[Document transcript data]
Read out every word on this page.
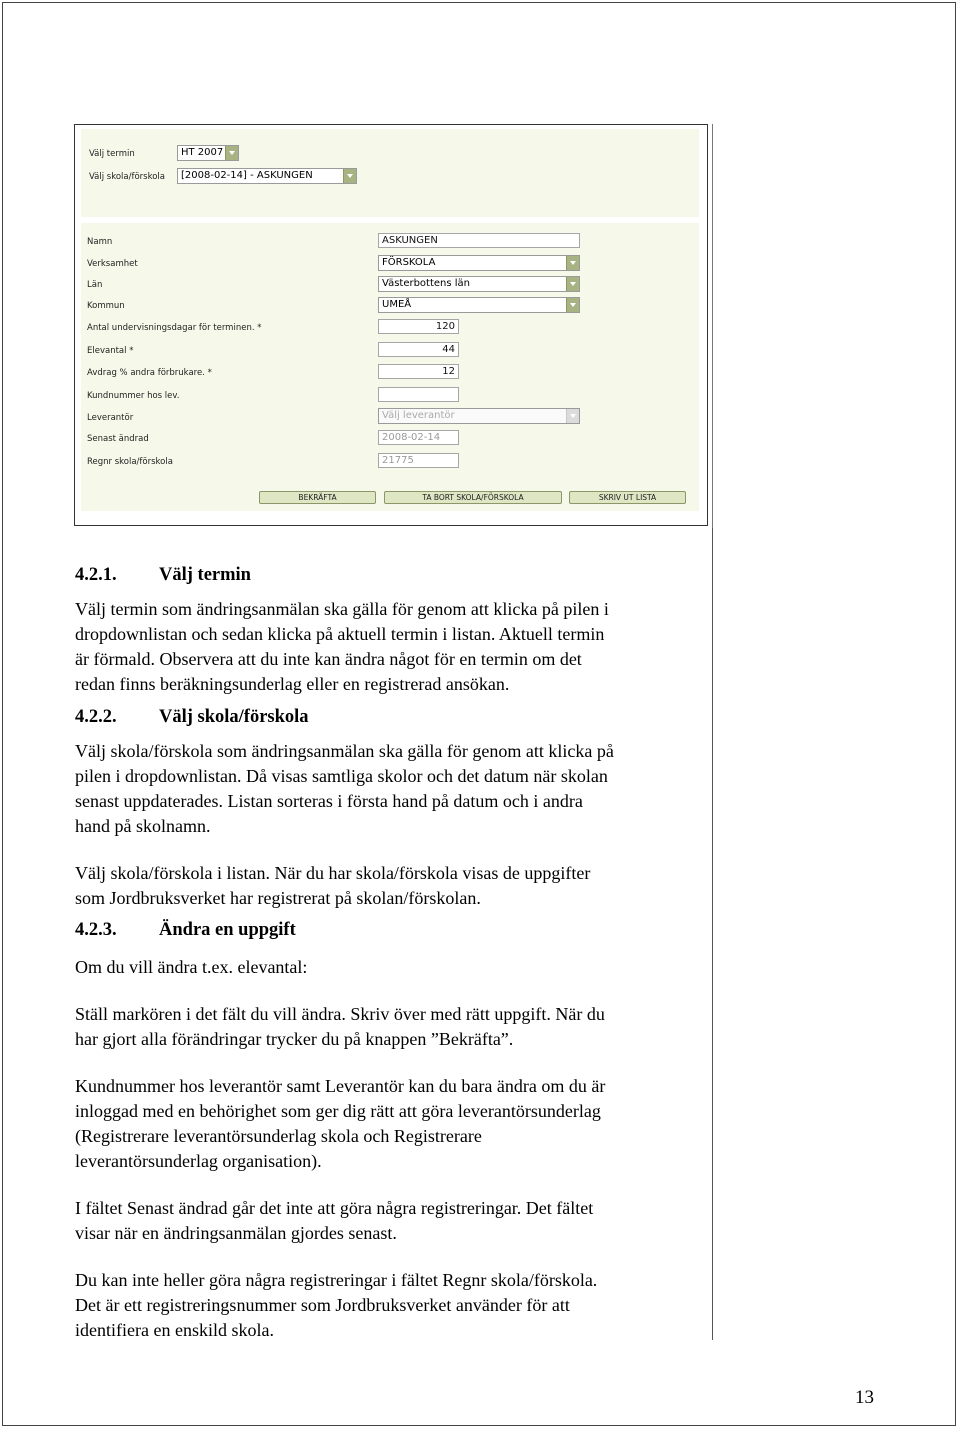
Välj termin	HT 2007
Välj skola/förskola	[2008-02-14] - ASKUNGEN
Namn	ASKUNGEN
Verksamhet	FÖRSKOLA
Län	Västerbottens län
Kommun	UMEÅ
Antal undervisningsdagar för terminen. *	120
Elevantal *	44
Avdrag % andra förbrukare. *	12
Kundnummer hos lev.
Leverantör	Välj leverantör
Senast ändrad	2008-02-14
Regnr skola/förskola	21775
BEKRÄFTA	TA BORT SKOLA/FÖRSKOLA	SKRIV UT LISTA
4.2.1. Välj termin
Välj termin som ändringsanmälan ska gälla för genom att klicka på pilen i
dropdownlistan och sedan klicka på aktuell termin i listan. Aktuell termin
är förmald. Observera att du inte kan ändra något för en termin om det
redan finns beräkningsunderlag eller en registrerad ansökan.
4.2.2. Välj skola/förskola
Välj skola/förskola som ändringsanmälan ska gälla för genom att klicka på
pilen i dropdownlistan. Då visas samtliga skolor och det datum när skolan
senast uppdaterades. Listan sorteras i första hand på datum och i andra
hand på skolnamn.
Välj skola/förskola i listan. När du har skola/förskola visas de uppgifter
som Jordbruksverket har registrerat på skolan/förskolan.
4.2.3. Ändra en uppgift
Om du vill ändra t.ex. elevantal:
Ställ markören i det fält du vill ändra. Skriv över med rätt uppgift. När du
har gjort alla förändringar trycker du på knappen ”Bekräfta”.
Kundnummer hos leverantör samt Leverantör kan du bara ändra om du är
inloggad med en behörighet som ger dig rätt att göra leverantörsunderlag
(Registrerare leverantörsunderlag skola och Registrerare
leverantörsunderlag organisation).
I fältet Senast ändrad går det inte att göra några registreringar. Det fältet
visar när en ändringsanmälan gjordes senast.
Du kan inte heller göra några registreringar i fältet Regnr skola/förskola.
Det är ett registreringsnummer som Jordbruksverket använder för att
identifiera en enskild skola.
13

**Problem statement**
A faithful copy of all the entries is required, pictures excluded.

**Solved problem**
Read out every word on this page.
Välj termin	HT 2007
Välj skola/förskola	[2008-02-14] - ASKUNGEN
Namn	ASKUNGEN
Verksamhet	FÖRSKOLA
Län	Västerbottens län
Kommun	UMEÅ
Antal undervisningsdagar för terminen. *	120
Elevantal *	44
Avdrag % andra förbrukare. *	12
Kundnummer hos lev.
Leverantör	Välj leverantör
Senast ändrad	2008-02-14
Regnr skola/förskola	21775
BEKRÄFTA	TA BORT SKOLA/FÖRSKOLA	SKRIV UT LISTA
4.2.1. Välj termin
Välj termin som ändringsanmälan ska gälla för genom att klicka på pilen i
dropdownlistan och sedan klicka på aktuell termin i listan. Aktuell termin
är förmald. Observera att du inte kan ändra något för en termin om det
redan finns beräkningsunderlag eller en registrerad ansökan.
4.2.2. Välj skola/förskola
Välj skola/förskola som ändringsanmälan ska gälla för genom att klicka på
pilen i dropdownlistan. Då visas samtliga skolor och det datum när skolan
senast uppdaterades. Listan sorteras i första hand på datum och i andra
hand på skolnamn.
Välj skola/förskola i listan. När du har skola/förskola visas de uppgifter
som Jordbruksverket har registrerat på skolan/förskolan.
4.2.3. Ändra en uppgift
Om du vill ändra t.ex. elevantal:
Ställ markören i det fält du vill ändra. Skriv över med rätt uppgift. När du
har gjort alla förändringar trycker du på knappen ”Bekräfta”.
Kundnummer hos leverantör samt Leverantör kan du bara ändra om du är
inloggad med en behörighet som ger dig rätt att göra leverantörsunderlag
(Registrerare leverantörsunderlag skola och Registrerare
leverantörsunderlag organisation).
I fältet Senast ändrad går det inte att göra några registreringar. Det fältet
visar när en ändringsanmälan gjordes senast.
Du kan inte heller göra några registreringar i fältet Regnr skola/förskola.
Det är ett registreringsnummer som Jordbruksverket använder för att
identifiera en enskild skola.
13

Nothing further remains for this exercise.